Objective:
Copy out exactly each line from the line with "What text is on this page?" through the last line of the material below.

Data to process:

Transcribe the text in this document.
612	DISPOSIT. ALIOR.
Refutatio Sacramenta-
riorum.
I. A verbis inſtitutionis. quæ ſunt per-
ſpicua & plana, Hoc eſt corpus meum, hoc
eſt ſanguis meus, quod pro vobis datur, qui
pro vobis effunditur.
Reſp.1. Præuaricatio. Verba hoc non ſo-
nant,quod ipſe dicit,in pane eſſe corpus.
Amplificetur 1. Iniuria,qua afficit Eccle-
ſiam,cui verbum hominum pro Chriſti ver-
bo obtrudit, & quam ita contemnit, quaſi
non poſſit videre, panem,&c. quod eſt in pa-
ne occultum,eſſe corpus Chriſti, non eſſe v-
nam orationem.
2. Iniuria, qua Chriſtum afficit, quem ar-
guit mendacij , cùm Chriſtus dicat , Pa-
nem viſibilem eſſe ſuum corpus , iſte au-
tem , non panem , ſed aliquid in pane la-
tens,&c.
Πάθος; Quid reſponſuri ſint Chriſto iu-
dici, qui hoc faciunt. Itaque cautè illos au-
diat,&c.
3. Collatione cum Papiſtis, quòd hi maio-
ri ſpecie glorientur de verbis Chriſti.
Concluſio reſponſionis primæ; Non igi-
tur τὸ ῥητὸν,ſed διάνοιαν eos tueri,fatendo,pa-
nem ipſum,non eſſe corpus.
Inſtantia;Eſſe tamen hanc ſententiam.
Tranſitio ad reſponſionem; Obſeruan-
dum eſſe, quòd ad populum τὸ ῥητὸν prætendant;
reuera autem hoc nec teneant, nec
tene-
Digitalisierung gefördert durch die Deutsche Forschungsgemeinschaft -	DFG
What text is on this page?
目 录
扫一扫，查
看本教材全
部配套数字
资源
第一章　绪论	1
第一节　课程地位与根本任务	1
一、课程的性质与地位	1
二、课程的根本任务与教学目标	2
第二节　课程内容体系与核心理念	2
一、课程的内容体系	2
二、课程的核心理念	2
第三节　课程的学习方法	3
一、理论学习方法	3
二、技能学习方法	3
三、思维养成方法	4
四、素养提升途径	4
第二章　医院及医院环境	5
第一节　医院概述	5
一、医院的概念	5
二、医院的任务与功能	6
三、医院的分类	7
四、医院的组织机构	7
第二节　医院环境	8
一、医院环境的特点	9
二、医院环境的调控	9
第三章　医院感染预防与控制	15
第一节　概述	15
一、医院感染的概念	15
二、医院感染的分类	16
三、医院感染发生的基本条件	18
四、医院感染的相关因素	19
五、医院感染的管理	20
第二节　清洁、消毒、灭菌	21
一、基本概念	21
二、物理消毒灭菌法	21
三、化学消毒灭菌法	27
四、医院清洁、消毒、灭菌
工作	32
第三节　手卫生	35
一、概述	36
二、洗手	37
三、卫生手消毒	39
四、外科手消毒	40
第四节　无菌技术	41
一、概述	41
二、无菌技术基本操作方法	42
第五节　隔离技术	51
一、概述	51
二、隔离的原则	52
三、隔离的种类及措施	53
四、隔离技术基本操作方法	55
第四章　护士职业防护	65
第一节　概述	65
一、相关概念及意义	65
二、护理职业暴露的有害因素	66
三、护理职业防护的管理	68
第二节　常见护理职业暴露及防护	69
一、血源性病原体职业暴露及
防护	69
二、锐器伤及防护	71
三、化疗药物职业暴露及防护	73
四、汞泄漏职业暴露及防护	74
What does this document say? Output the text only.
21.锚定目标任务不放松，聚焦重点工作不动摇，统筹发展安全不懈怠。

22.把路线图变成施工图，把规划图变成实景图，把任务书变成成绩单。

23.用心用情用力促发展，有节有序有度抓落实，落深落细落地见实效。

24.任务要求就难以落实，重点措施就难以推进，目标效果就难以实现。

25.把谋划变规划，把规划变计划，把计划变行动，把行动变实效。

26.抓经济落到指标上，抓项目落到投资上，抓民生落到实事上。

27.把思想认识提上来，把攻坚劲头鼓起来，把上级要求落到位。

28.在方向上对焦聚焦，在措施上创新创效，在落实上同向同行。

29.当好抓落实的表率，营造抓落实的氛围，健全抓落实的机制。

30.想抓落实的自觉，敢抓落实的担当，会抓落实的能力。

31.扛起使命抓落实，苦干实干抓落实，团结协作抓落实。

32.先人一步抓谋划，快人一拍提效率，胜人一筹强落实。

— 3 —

Solution below:
What text is on this page?
目 录
扫一扫，查
看本教材全
部配套数字
资源
第一章　绪论	1
第一节　课程地位与根本任务	1
一、课程的性质与地位	1
二、课程的根本任务与教学目标	2
第二节　课程内容体系与核心理念	2
一、课程的内容体系	2
二、课程的核心理念	2
第三节　课程的学习方法	3
一、理论学习方法	3
二、技能学习方法	3
三、思维养成方法	4
四、素养提升途径	4
第二章　医院及医院环境	5
第一节　医院概述	5
一、医院的概念	5
二、医院的任务与功能	6
三、医院的分类	7
四、医院的组织机构	7
第二节　医院环境	8
一、医院环境的特点	9
二、医院环境的调控	9
第三章　医院感染预防与控制	15
第一节　概述	15
一、医院感染的概念	15
二、医院感染的分类	16
三、医院感染发生的基本条件	18
四、医院感染的相关因素	19
五、医院感染的管理	20
第二节　清洁、消毒、灭菌	21
一、基本概念	21
二、物理消毒灭菌法	21
三、化学消毒灭菌法	27
四、医院清洁、消毒、灭菌
工作	32
第三节　手卫生	35
一、概述	36
二、洗手	37
三、卫生手消毒	39
四、外科手消毒	40
第四节　无菌技术	41
一、概述	41
二、无菌技术基本操作方法	42
第五节　隔离技术	51
一、概述	51
二、隔离的原则	52
三、隔离的种类及措施	53
四、隔离技术基本操作方法	55
第四章　护士职业防护	65
第一节　概述	65
一、相关概念及意义	65
二、护理职业暴露的有害因素	66
三、护理职业防护的管理	68
第二节　常见护理职业暴露及防护	69
一、血源性病原体职业暴露及
防护	69
二、锐器伤及防护	71
三、化疗药物职业暴露及防护	73
四、汞泄漏职业暴露及防护	74
What does this document say? Output the text only.
21.锚定目标任务不放松，聚焦重点工作不动摇，统筹发展安全不懈怠。

22.把路线图变成施工图，把规划图变成实景图，把任务书变成成绩单。

23.用心用情用力促发展，有节有序有度抓落实，落深落细落地见实效。

24.任务要求就难以落实，重点措施就难以推进，目标效果就难以实现。

25.把谋划变规划，把规划变计划，把计划变行动，把行动变实效。

26.抓经济落到指标上，抓项目落到投资上，抓民生落到实事上。

27.把思想认识提上来，把攻坚劲头鼓起来，把上级要求落到位。

28.在方向上对焦聚焦，在措施上创新创效，在落实上同向同行。

29.当好抓落实的表率，营造抓落实的氛围，健全抓落实的机制。

30.想抓落实的自觉，敢抓落实的担当，会抓落实的能力。

31.扛起使命抓落实，苦干实干抓落实，团结协作抓落实。

32.先人一步抓谋划，快人一拍提效率，胜人一筹强落实。

— 3 —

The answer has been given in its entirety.